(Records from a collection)
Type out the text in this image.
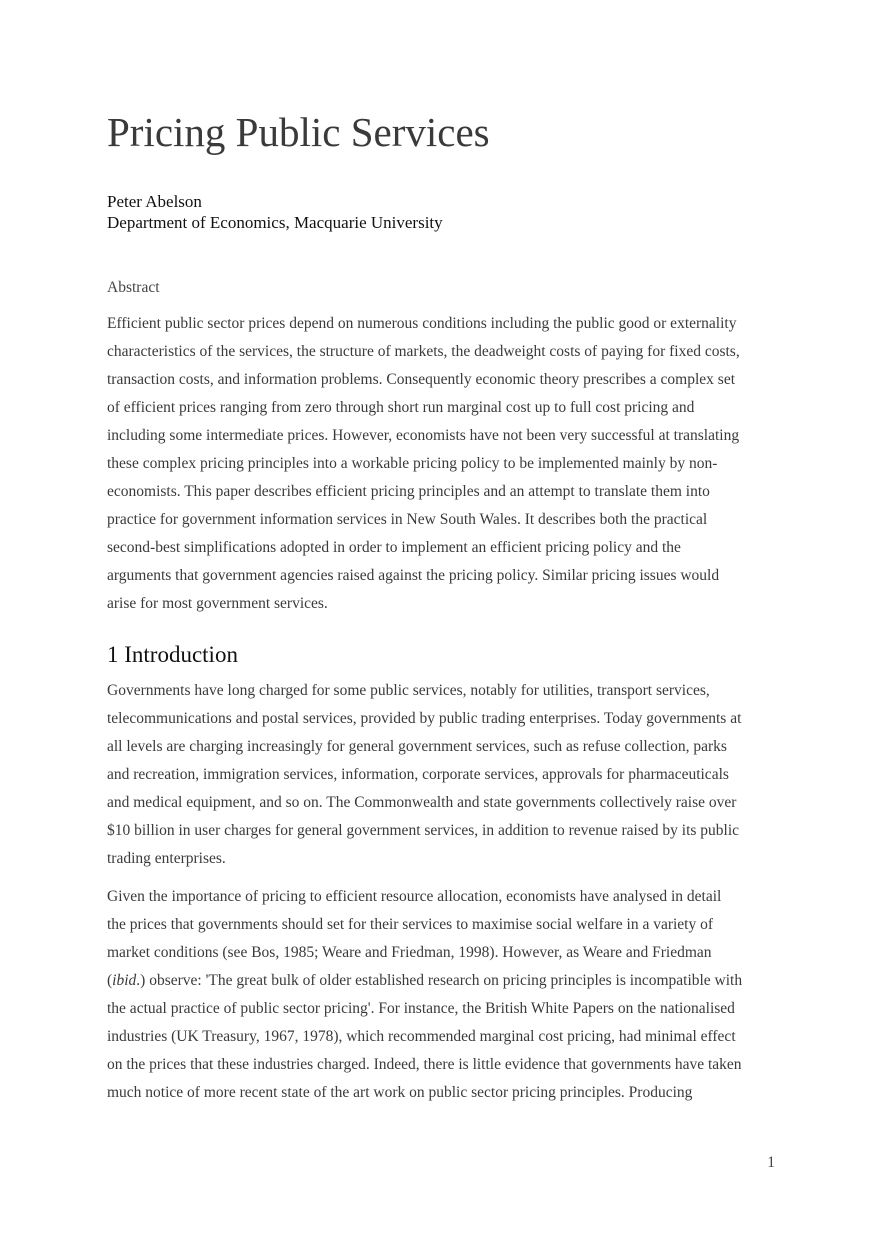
Pricing Public Services
Peter Abelson
Department of Economics, Macquarie University
Abstract

Efficient public sector prices depend on numerous conditions including the public good or externality
characteristics of the services, the structure of markets, the deadweight costs of paying for fixed costs,
transaction costs, and information problems. Consequently economic theory prescribes a complex set
of efficient prices ranging from zero through short run marginal cost up to full cost pricing and
including some intermediate prices. However, economists have not been very successful at translating
these complex pricing principles into a workable pricing policy to be implemented mainly by non-
economists. This paper describes efficient pricing principles and an attempt to translate them into
practice for government information services in New South Wales. It describes both the practical
second-best simplifications adopted in order to implement an efficient pricing policy and the
arguments that government agencies raised against the pricing policy. Similar pricing issues would
arise for most government services.

1 Introduction

Governments have long charged for some public services, notably for utilities, transport services,
telecommunications and postal services, provided by public trading enterprises. Today governments at
all levels are charging increasingly for general government services, such as refuse collection, parks
and recreation, immigration services, information, corporate services, approvals for pharmaceuticals
and medical equipment, and so on. The Commonwealth and state governments collectively raise over
$10 billion in user charges for general government services, in addition to revenue raised by its public
trading enterprises.

Given the importance of pricing to efficient resource allocation, economists have analysed in detail
the prices that governments should set for their services to maximise social welfare in a variety of
market conditions (see Bos, 1985; Weare and Friedman, 1998). However, as Weare and Friedman
(ibid.) observe: 'The great bulk of older established research on pricing principles is incompatible with
the actual practice of public sector pricing'. For instance, the British White Papers on the nationalised
industries (UK Treasury, 1967, 1978), which recommended marginal cost pricing, had minimal effect
on the prices that these industries charged. Indeed, there is little evidence that governments have taken
much notice of more recent state of the art work on public sector pricing principles. Producing

1
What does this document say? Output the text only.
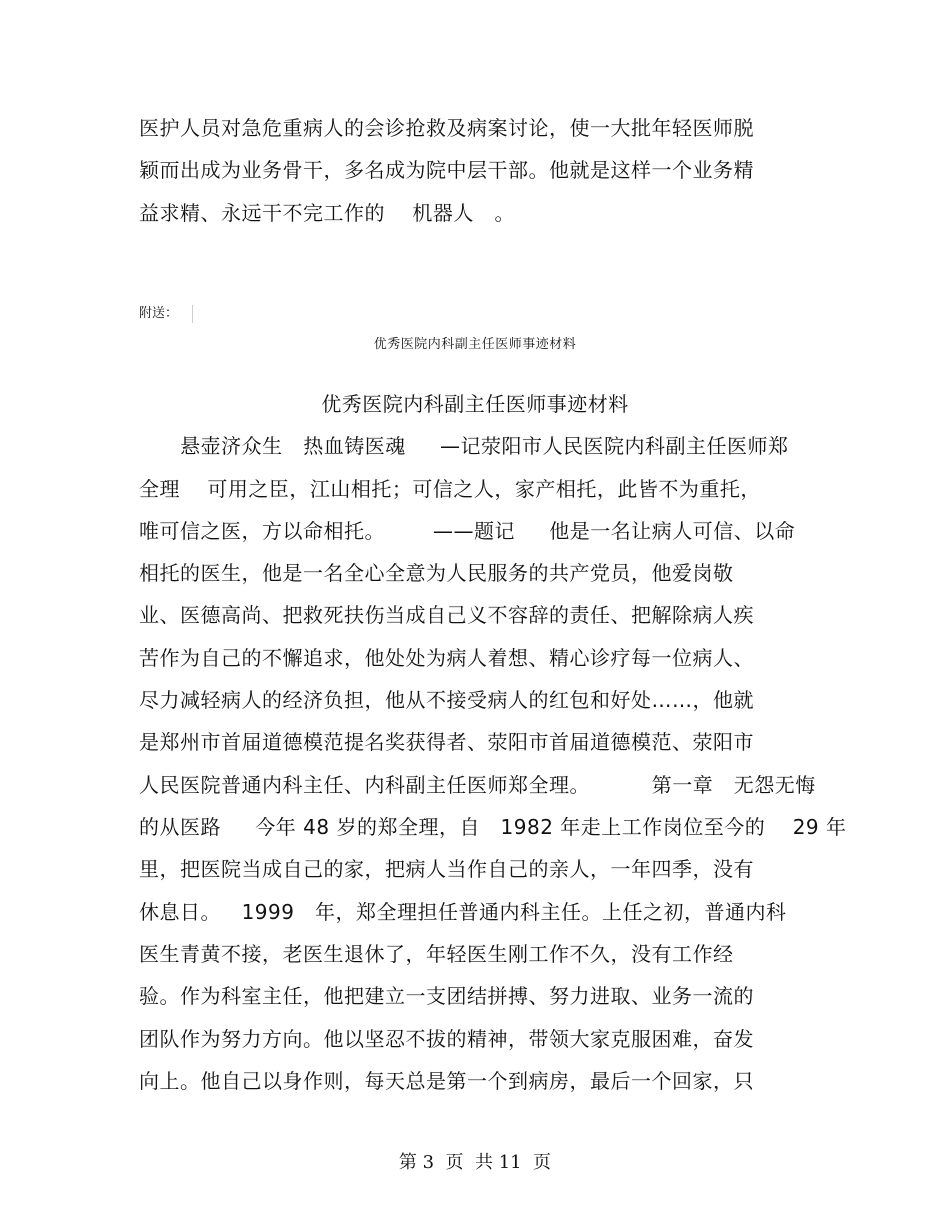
医护人员对急危重病人的会诊抢救及病案讨论，使一大批年轻医师脱
颖而出成为业务骨干，多名成为院中层干部。他就是这样一个业务精
益求精、永远干不完工作的    机器人   。
附送：
优秀医院内科副主任医师事迹材料
优秀医院内科副主任医师事迹材料
悬壶济众生   热血铸医魂     —记荥阳市人民医院内科副主任医师郑
全理    可用之臣，江山相托；可信之人，家产相托，此皆不为重托，
唯可信之医，方以命相托。       ——题记     他是一名让病人可信、以命
相托的医生，他是一名全心全意为人民服务的共产党员，他爱岗敬
业、医德高尚、把救死扶伤当成自己义不容辞的责任、把解除病人疾
苦作为自己的不懈追求，他处处为病人着想、精心诊疗每一位病人、
尽力减轻病人的经济负担，他从不接受病人的红包和好处……，他就
是郑州市首届道德模范提名奖获得者、荥阳市首届道德模范、荥阳市
人民医院普通内科主任、内科副主任医师郑全理。         第一章   无怨无悔
的从医路     今年 48 岁的郑全理，自   1982 年走上工作岗位至今的    29 年
里，把医院当成自己的家，把病人当作自己的亲人，一年四季，没有
休息日。   1999   年，郑全理担任普通内科主任。上任之初，普通内科
医生青黄不接，老医生退休了，年轻医生刚工作不久，没有工作经
验。作为科室主任，他把建立一支团结拼搏、努力进取、业务一流的
团队作为努力方向。他以坚忍不拔的精神，带领大家克服困难，奋发
向上。他自己以身作则，每天总是第一个到病房，最后一个回家，只
第 3  页  共 11  页
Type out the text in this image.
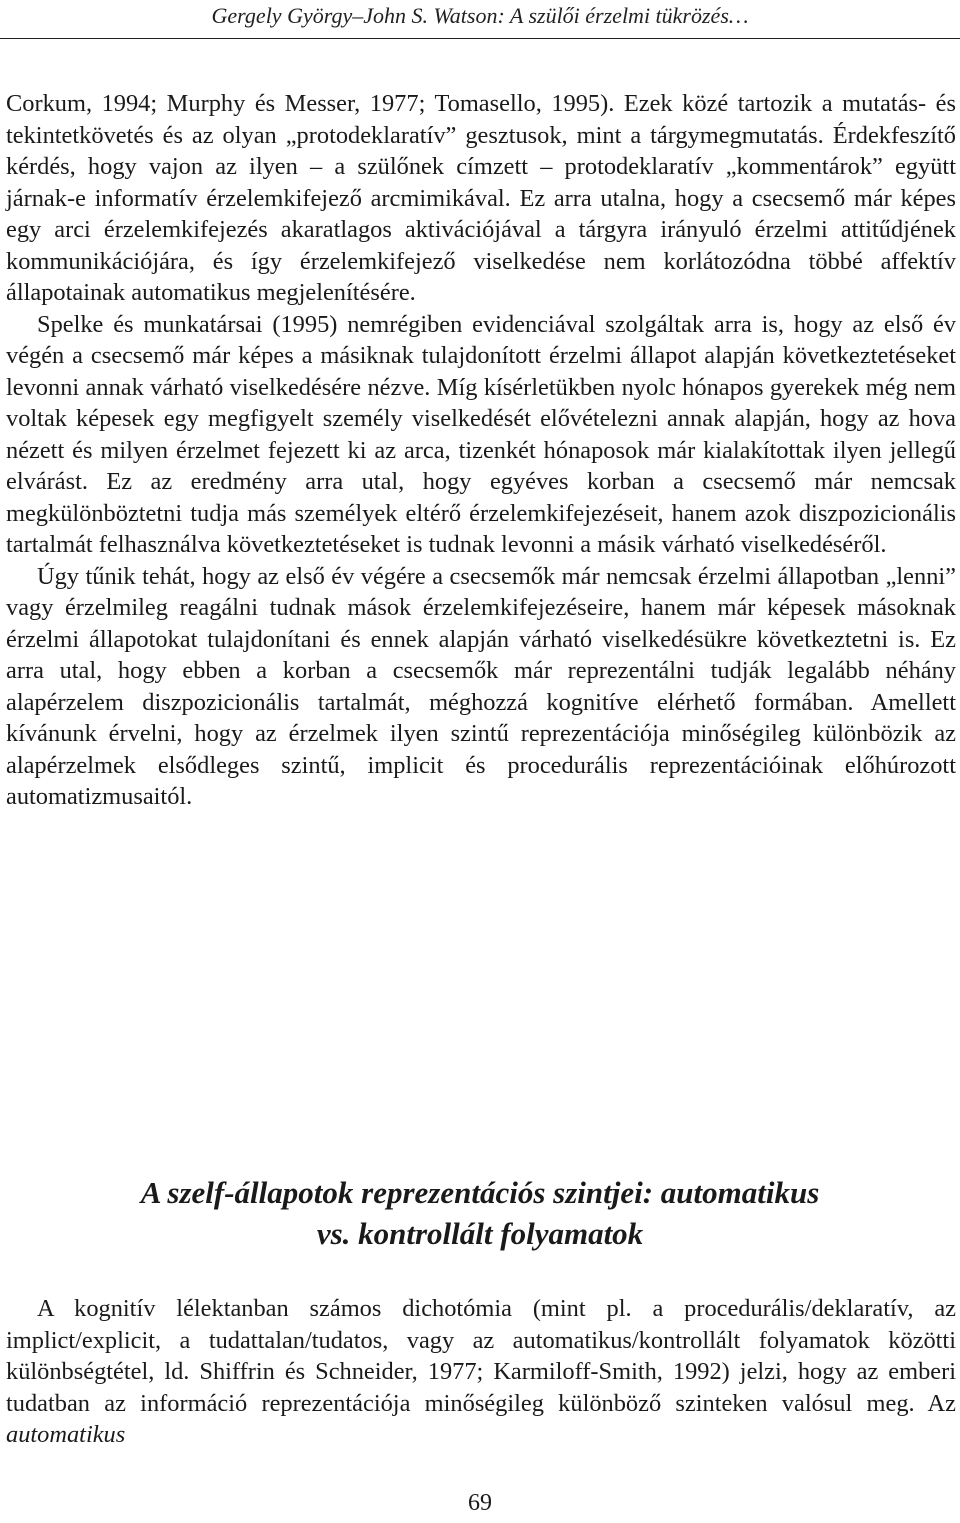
Gergely György–John S. Watson: A szülői érzelmi tükrözés…

Corkum, 1994; Murphy és Messer, 1977; Tomasello, 1995). Ezek közé tartozik a mutatás- és tekintetkövetés és az olyan „protodeklaratív” gesztusok, mint a tárgymegmutatás. Érdekfeszítő kérdés, hogy vajon az ilyen – a szülőnek címzett – protodeklaratív „kommentárok” együtt járnak-e informatív érzelemkifejező arcmimikával. Ez arra utalna, hogy a csecsemő már képes egy arci érzelemkifejezés akaratlagos aktivációjával a tárgyra irányuló érzelmi attitűdjének kommunikációjára, és így érzelemkifejező viselkedése nem korlátozódna többé affektív állapotainak automatikus megjelenítésére.

Spelke és munkatársai (1995) nemrégiben evidenciával szolgáltak arra is, hogy az első év végén a csecsemő már képes a másiknak tulajdonított érzelmi állapot alapján következtetéseket levonni annak várható viselkedésére nézve. Míg kísérletükben nyolc hónapos gyerekek még nem voltak képesek egy megfigyelt személy viselkedését elővételezni annak alapján, hogy az hova nézett és milyen érzelmet fejezett ki az arca, tizenkét hónaposok már kialakítottak ilyen jellegű elvárást. Ez az eredmény arra utal, hogy egyéves korban a csecsemő már nemcsak megkülönböztetni tudja más személyek eltérő érzelemkifejezéseit, hanem azok diszpozicionális tartalmát felhasználva következtetéseket is tudnak levonni a másik várható viselkedéséről.

Úgy tűnik tehát, hogy az első év végére a csecsemők már nemcsak érzelmi állapotban „lenni” vagy érzelmileg reagálni tudnak mások érzelemkifejezéseire, hanem már képesek másoknak érzelmi állapotokat tulajdonítani és ennek alapján várható viselkedésükre következtetni is. Ez arra utal, hogy ebben a korban a csecsemők már reprezentálni tudják legalább néhány alapérzelem diszpozicionális tartalmát, méghozzá kognitíve elérhető formában. Amellett kívánunk érvelni, hogy az érzelmek ilyen szintű reprezentációja minőségileg különbözik az alapérzelmek elsődleges szintű, implicit és procedurális reprezentációinak előhúrozott automatizmusaitól.

A szelf-állapotok reprezentációs szintjei: automatikus
vs. kontrollált folyamatok

A kognitív lélektanban számos dichotómia (mint pl. a procedurális/deklaratív, az implict/explicit, a tudattalan/tudatos, vagy az automatikus/kontrollált folyamatok közötti különbségtétel, ld. Shiffrin és Schneider, 1977; Karmiloff-Smith, 1992) jelzi, hogy az emberi tudatban az információ reprezentációja minőségileg különböző szinteken valósul meg. Az automatikus

69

● Aim
Scan the listing above for the word "conditions" and show each line where it is found.

● Answer to the task
Efficient public sector prices depend on numerous conditions including the public good or externality
market conditions (see Bos, 1985; Weare and Friedman, 1998). However, as Weare and Friedman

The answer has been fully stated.